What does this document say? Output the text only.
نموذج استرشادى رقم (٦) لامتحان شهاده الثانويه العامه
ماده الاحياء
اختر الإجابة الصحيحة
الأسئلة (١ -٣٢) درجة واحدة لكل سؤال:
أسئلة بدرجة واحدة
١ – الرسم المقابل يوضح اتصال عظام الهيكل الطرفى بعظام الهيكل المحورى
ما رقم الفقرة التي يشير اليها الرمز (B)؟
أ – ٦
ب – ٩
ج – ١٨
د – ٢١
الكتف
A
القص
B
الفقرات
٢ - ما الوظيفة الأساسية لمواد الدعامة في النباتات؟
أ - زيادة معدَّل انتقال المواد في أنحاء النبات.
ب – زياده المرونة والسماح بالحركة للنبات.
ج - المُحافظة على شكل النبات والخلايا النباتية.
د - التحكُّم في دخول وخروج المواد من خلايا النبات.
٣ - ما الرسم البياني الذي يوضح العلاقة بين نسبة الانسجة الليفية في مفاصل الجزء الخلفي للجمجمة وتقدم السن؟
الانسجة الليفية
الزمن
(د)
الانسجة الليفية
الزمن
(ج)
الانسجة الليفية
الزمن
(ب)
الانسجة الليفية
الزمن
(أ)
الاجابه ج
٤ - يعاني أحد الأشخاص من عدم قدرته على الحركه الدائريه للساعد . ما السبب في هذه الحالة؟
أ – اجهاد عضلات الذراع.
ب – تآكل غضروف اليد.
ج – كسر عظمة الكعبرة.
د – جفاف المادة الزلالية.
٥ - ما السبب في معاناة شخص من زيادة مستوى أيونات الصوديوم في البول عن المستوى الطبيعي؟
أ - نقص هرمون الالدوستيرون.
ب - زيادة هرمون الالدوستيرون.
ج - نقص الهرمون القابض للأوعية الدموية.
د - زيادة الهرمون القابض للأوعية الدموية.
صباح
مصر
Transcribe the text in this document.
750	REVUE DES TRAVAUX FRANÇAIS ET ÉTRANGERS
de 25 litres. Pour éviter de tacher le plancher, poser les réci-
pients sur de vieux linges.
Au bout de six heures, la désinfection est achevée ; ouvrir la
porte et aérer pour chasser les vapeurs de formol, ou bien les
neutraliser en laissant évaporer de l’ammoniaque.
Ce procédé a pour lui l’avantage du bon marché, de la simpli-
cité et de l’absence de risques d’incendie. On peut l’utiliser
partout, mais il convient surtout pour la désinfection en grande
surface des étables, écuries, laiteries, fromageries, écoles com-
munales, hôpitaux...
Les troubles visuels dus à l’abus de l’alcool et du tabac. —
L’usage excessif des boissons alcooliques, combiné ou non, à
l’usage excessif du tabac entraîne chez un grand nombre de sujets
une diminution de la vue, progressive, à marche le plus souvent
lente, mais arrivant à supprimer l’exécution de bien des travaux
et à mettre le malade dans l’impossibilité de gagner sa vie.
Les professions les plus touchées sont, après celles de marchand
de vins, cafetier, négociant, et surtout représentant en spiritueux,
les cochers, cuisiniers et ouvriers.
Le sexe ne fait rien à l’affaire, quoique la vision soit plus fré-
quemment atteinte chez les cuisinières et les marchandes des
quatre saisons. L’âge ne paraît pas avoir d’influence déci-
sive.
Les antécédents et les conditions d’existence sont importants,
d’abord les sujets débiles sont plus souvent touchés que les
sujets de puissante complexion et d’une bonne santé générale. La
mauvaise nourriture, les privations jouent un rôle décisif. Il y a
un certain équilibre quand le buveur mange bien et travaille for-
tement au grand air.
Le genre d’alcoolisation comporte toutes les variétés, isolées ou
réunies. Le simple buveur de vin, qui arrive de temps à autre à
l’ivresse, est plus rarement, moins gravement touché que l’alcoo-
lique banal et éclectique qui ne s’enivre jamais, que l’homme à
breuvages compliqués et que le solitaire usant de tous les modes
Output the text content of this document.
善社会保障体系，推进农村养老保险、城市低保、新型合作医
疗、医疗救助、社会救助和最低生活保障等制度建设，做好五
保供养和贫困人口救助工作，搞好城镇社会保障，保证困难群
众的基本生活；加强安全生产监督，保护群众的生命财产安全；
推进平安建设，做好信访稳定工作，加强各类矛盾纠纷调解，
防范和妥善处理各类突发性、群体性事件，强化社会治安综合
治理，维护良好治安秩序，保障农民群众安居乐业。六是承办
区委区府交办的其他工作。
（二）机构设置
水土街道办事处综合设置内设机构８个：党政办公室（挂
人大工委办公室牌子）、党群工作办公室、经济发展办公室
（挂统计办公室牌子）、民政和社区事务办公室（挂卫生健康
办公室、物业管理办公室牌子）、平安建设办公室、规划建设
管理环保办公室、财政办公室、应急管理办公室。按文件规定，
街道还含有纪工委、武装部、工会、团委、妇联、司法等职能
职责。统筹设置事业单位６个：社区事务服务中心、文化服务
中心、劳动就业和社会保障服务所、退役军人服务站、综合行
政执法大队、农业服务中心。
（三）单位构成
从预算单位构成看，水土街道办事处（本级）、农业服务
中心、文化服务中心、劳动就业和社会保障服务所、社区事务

*What to do*. Using the data above, return each line exactly as written.

*Response below*.
What does this document say? Output the text only.
نموذج استرشادى رقم (٦) لامتحان شهاده الثانويه العامه
ماده الاحياء
اختر الإجابة الصحيحة
الأسئلة (١ -٣٢) درجة واحدة لكل سؤال:
أسئلة بدرجة واحدة
١ – الرسم المقابل يوضح اتصال عظام الهيكل الطرفى بعظام الهيكل المحورى
ما رقم الفقرة التي يشير اليها الرمز (B)؟
أ – ٦
ب – ٩
ج – ١٨
د – ٢١
الكتف
A
القص
B
الفقرات
٢ - ما الوظيفة الأساسية لمواد الدعامة في النباتات؟
أ - زيادة معدَّل انتقال المواد في أنحاء النبات.
ب – زياده المرونة والسماح بالحركة للنبات.
ج - المُحافظة على شكل النبات والخلايا النباتية.
د - التحكُّم في دخول وخروج المواد من خلايا النبات.
٣ - ما الرسم البياني الذي يوضح العلاقة بين نسبة الانسجة الليفية في مفاصل الجزء الخلفي للجمجمة وتقدم السن؟
الانسجة الليفية
الزمن
(د)
الانسجة الليفية
الزمن
(ج)
الانسجة الليفية
الزمن
(ب)
الانسجة الليفية
الزمن
(أ)
الاجابه ج
٤ - يعاني أحد الأشخاص من عدم قدرته على الحركه الدائريه للساعد . ما السبب في هذه الحالة؟
أ – اجهاد عضلات الذراع.
ب – تآكل غضروف اليد.
ج – كسر عظمة الكعبرة.
د – جفاف المادة الزلالية.
٥ - ما السبب في معاناة شخص من زيادة مستوى أيونات الصوديوم في البول عن المستوى الطبيعي؟
أ - نقص هرمون الالدوستيرون.
ب - زيادة هرمون الالدوستيرون.
ج - نقص الهرمون القابض للأوعية الدموية.
د - زيادة الهرمون القابض للأوعية الدموية.
صباح
مصر
Transcribe the text in this document.
750	REVUE DES TRAVAUX FRANÇAIS ET ÉTRANGERS
de 25 litres. Pour éviter de tacher le plancher, poser les réci-
pients sur de vieux linges.
Au bout de six heures, la désinfection est achevée ; ouvrir la
porte et aérer pour chasser les vapeurs de formol, ou bien les
neutraliser en laissant évaporer de l’ammoniaque.
Ce procédé a pour lui l’avantage du bon marché, de la simpli-
cité et de l’absence de risques d’incendie. On peut l’utiliser
partout, mais il convient surtout pour la désinfection en grande
surface des étables, écuries, laiteries, fromageries, écoles com-
munales, hôpitaux...
Les troubles visuels dus à l’abus de l’alcool et du tabac. —
L’usage excessif des boissons alcooliques, combiné ou non, à
l’usage excessif du tabac entraîne chez un grand nombre de sujets
une diminution de la vue, progressive, à marche le plus souvent
lente, mais arrivant à supprimer l’exécution de bien des travaux
et à mettre le malade dans l’impossibilité de gagner sa vie.
Les professions les plus touchées sont, après celles de marchand
de vins, cafetier, négociant, et surtout représentant en spiritueux,
les cochers, cuisiniers et ouvriers.
Le sexe ne fait rien à l’affaire, quoique la vision soit plus fré-
quemment atteinte chez les cuisinières et les marchandes des
quatre saisons. L’âge ne paraît pas avoir d’influence déci-
sive.
Les antécédents et les conditions d’existence sont importants,
d’abord les sujets débiles sont plus souvent touchés que les
sujets de puissante complexion et d’une bonne santé générale. La
mauvaise nourriture, les privations jouent un rôle décisif. Il y a
un certain équilibre quand le buveur mange bien et travaille for-
tement au grand air.
Le genre d’alcoolisation comporte toutes les variétés, isolées ou
réunies. Le simple buveur de vin, qui arrive de temps à autre à
l’ivresse, est plus rarement, moins gravement touché que l’alcoo-
lique banal et éclectique qui ne s’enivre jamais, que l’homme à
breuvages compliqués et que le solitaire usant de tous les modes
Output the text content of this document.
善社会保障体系，推进农村养老保险、城市低保、新型合作医
疗、医疗救助、社会救助和最低生活保障等制度建设，做好五
保供养和贫困人口救助工作，搞好城镇社会保障，保证困难群
众的基本生活；加强安全生产监督，保护群众的生命财产安全；
推进平安建设，做好信访稳定工作，加强各类矛盾纠纷调解，
防范和妥善处理各类突发性、群体性事件，强化社会治安综合
治理，维护良好治安秩序，保障农民群众安居乐业。六是承办
区委区府交办的其他工作。
（二）机构设置
水土街道办事处综合设置内设机构８个：党政办公室（挂
人大工委办公室牌子）、党群工作办公室、经济发展办公室
（挂统计办公室牌子）、民政和社区事务办公室（挂卫生健康
办公室、物业管理办公室牌子）、平安建设办公室、规划建设
管理环保办公室、财政办公室、应急管理办公室。按文件规定，
街道还含有纪工委、武装部、工会、团委、妇联、司法等职能
职责。统筹设置事业单位６个：社区事务服务中心、文化服务
中心、劳动就业和社会保障服务所、退役军人服务站、综合行
政执法大队、农业服务中心。
（三）单位构成
从预算单位构成看，水土街道办事处（本级）、农业服务
中心、文化服务中心、劳动就业和社会保障服务所、社区事务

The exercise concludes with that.